### Entries taken from a collection
□ □ □ □

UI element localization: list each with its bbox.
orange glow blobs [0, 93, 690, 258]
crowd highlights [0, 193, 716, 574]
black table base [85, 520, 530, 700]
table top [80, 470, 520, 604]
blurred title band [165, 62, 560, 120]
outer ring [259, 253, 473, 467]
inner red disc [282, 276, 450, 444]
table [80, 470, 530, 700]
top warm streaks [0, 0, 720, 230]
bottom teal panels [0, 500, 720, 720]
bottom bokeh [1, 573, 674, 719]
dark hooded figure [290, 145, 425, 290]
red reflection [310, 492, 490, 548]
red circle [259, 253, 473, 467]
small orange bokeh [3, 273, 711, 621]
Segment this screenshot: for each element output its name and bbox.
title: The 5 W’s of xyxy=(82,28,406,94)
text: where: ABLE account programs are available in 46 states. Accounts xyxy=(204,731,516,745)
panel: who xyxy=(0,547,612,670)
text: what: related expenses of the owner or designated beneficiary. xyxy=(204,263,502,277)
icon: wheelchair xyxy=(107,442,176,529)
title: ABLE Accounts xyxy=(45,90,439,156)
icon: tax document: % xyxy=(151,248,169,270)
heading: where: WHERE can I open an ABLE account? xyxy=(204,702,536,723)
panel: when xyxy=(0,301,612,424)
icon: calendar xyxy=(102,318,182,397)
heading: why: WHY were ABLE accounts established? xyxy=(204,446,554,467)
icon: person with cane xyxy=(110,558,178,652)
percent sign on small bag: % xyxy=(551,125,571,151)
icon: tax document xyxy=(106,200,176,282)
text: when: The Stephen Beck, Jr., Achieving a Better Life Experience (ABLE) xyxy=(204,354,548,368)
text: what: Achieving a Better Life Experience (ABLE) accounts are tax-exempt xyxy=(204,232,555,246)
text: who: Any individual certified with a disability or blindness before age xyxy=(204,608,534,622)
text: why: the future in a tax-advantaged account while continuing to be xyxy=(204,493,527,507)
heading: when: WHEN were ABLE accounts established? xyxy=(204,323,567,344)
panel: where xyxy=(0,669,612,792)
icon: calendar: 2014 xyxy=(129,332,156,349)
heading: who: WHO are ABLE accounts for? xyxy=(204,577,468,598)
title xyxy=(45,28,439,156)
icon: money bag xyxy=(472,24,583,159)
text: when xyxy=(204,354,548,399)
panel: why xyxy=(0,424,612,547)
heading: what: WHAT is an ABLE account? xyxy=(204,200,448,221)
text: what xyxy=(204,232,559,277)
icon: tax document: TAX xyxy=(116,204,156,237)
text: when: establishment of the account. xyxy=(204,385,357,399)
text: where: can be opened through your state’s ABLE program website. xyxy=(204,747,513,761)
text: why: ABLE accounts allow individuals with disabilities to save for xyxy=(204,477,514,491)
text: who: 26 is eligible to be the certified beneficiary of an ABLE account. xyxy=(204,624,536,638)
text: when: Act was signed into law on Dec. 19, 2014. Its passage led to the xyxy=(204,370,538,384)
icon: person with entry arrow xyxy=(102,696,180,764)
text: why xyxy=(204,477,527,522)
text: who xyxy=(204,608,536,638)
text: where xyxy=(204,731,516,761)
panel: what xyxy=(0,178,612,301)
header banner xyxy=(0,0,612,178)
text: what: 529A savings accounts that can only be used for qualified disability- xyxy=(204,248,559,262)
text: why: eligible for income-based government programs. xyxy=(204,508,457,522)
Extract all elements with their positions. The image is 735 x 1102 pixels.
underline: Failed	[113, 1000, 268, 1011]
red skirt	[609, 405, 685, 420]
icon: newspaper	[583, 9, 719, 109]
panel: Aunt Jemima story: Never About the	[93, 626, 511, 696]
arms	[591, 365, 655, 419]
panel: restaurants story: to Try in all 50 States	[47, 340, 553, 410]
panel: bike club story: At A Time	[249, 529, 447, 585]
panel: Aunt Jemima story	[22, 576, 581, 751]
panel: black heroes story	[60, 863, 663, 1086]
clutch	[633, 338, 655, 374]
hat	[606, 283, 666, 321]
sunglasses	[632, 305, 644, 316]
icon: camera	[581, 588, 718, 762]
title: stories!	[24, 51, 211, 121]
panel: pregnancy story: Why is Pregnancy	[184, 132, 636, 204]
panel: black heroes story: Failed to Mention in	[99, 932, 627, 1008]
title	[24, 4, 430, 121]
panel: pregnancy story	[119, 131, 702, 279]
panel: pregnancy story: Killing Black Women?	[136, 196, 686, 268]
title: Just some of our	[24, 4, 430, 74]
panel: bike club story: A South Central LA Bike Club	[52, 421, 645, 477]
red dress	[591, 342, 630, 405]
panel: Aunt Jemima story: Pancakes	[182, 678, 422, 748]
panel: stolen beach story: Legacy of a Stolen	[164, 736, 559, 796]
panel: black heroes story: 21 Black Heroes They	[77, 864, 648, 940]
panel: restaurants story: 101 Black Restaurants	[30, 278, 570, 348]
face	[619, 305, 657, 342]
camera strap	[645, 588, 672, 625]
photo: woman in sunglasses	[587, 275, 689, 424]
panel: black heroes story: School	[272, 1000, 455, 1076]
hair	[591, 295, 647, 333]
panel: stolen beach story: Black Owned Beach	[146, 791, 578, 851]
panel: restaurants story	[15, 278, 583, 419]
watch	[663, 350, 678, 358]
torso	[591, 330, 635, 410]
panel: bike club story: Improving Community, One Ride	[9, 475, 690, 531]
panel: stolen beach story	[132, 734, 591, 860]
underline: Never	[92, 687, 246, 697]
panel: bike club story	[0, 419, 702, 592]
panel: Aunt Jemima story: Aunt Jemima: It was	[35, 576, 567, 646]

□ □ □ □

### GOAL
Reproduce all of the material above, switching every occurrence of "tax document" to "tax form" and leaving everything else unchanged.

### WRITTEN REPLY
UI element localization: list each with its bbox.
orange glow blobs [0, 93, 690, 258]
crowd highlights [0, 193, 716, 574]
black table base [85, 520, 530, 700]
table top [80, 470, 520, 604]
blurred title band [165, 62, 560, 120]
outer ring [259, 253, 473, 467]
inner red disc [282, 276, 450, 444]
table [80, 470, 530, 700]
top warm streaks [0, 0, 720, 230]
bottom teal panels [0, 500, 720, 720]
bottom bokeh [1, 573, 674, 719]
dark hooded figure [290, 145, 425, 290]
red reflection [310, 492, 490, 548]
red circle [259, 253, 473, 467]
small orange bokeh [3, 273, 711, 621]
Segment this screenshot: for each element output its name and bbox.
title: The 5 W’s of xyxy=(82,28,406,94)
text: where: ABLE account programs are available in 46 states. Accounts xyxy=(204,731,516,745)
panel: who xyxy=(0,547,612,670)
text: what: related expenses of the owner or designated beneficiary. xyxy=(204,263,502,277)
icon: wheelchair xyxy=(107,442,176,529)
title: ABLE Accounts xyxy=(45,90,439,156)
icon: tax form: % xyxy=(151,248,169,270)
heading: where: WHERE can I open an ABLE account? xyxy=(204,702,536,723)
panel: when xyxy=(0,301,612,424)
icon: calendar xyxy=(102,318,182,397)
heading: why: WHY were ABLE accounts established? xyxy=(204,446,554,467)
icon: person with cane xyxy=(110,558,178,652)
percent sign on small bag: % xyxy=(551,125,571,151)
icon: tax form xyxy=(106,200,176,282)
text: when: The Stephen Beck, Jr., Achieving a Better Life Experience (ABLE) xyxy=(204,354,548,368)
text: what: Achieving a Better Life Experience (ABLE) accounts are tax-exempt xyxy=(204,232,555,246)
text: who: Any individual certified with a disability or blindness before age xyxy=(204,608,534,622)
text: why: the future in a tax-advantaged account while continuing to be xyxy=(204,493,527,507)
heading: when: WHEN were ABLE accounts established? xyxy=(204,323,567,344)
panel: where xyxy=(0,669,612,792)
icon: calendar: 2014 xyxy=(129,332,156,349)
heading: who: WHO are ABLE accounts for? xyxy=(204,577,468,598)
title xyxy=(45,28,439,156)
icon: money bag xyxy=(472,24,583,159)
text: when xyxy=(204,354,548,399)
panel: why xyxy=(0,424,612,547)
heading: what: WHAT is an ABLE account? xyxy=(204,200,448,221)
text: what xyxy=(204,232,559,277)
icon: tax form: TAX xyxy=(116,204,156,237)
text: when: establishment of the account. xyxy=(204,385,357,399)
text: where: can be opened through your state’s ABLE program website. xyxy=(204,747,513,761)
text: why: ABLE accounts allow individuals with disabilities to save for xyxy=(204,477,514,491)
text: who: 26 is eligible to be the certified beneficiary of an ABLE account. xyxy=(204,624,536,638)
text: when: Act was signed into law on Dec. 19, 2014. Its passage led to the xyxy=(204,370,538,384)
icon: person with entry arrow xyxy=(102,696,180,764)
text: why xyxy=(204,477,527,522)
text: who xyxy=(204,608,536,638)
text: where xyxy=(204,731,516,761)
panel: what xyxy=(0,178,612,301)
header banner xyxy=(0,0,612,178)
text: what: 529A savings accounts that can only be used for qualified disability- xyxy=(204,248,559,262)
text: why: eligible for income-based government programs. xyxy=(204,508,457,522)
Extract all elements with their positions. The image is 735 x 1102 pixels.
underline: Failed	[113, 1000, 268, 1011]
red skirt	[609, 405, 685, 420]
icon: newspaper	[583, 9, 719, 109]
panel: Aunt Jemima story: Never About the	[93, 626, 511, 696]
arms	[591, 365, 655, 419]
panel: restaurants story: to Try in all 50 States	[47, 340, 553, 410]
panel: bike club story: At A Time	[249, 529, 447, 585]
panel: Aunt Jemima story	[22, 576, 581, 751]
panel: black heroes story	[60, 863, 663, 1086]
clutch	[633, 338, 655, 374]
hat	[606, 283, 666, 321]
sunglasses	[632, 305, 644, 316]
icon: camera	[581, 588, 718, 762]
title: stories!	[24, 51, 211, 121]
panel: pregnancy story: Why is Pregnancy	[184, 132, 636, 204]
panel: black heroes story: Failed to Mention in	[99, 932, 627, 1008]
title	[24, 4, 430, 121]
panel: pregnancy story	[119, 131, 702, 279]
panel: pregnancy story: Killing Black Women?	[136, 196, 686, 268]
title: Just some of our	[24, 4, 430, 74]
panel: bike club story: A South Central LA Bike Club	[52, 421, 645, 477]
red dress	[591, 342, 630, 405]
panel: Aunt Jemima story: Pancakes	[182, 678, 422, 748]
panel: stolen beach story: Legacy of a Stolen	[164, 736, 559, 796]
panel: black heroes story: 21 Black Heroes They	[77, 864, 648, 940]
panel: restaurants story: 101 Black Restaurants	[30, 278, 570, 348]
face	[619, 305, 657, 342]
camera strap	[645, 588, 672, 625]
photo: woman in sunglasses	[587, 275, 689, 424]
panel: black heroes story: School	[272, 1000, 455, 1076]
hair	[591, 295, 647, 333]
panel: stolen beach story: Black Owned Beach	[146, 791, 578, 851]
panel: restaurants story	[15, 278, 583, 419]
watch	[663, 350, 678, 358]
torso	[591, 330, 635, 410]
panel: bike club story: Improving Community, One Ride	[9, 475, 690, 531]
panel: stolen beach story	[132, 734, 591, 860]
underline: Never	[92, 687, 246, 697]
panel: bike club story	[0, 419, 702, 592]
panel: Aunt Jemima story: Aunt Jemima: It was	[35, 576, 567, 646]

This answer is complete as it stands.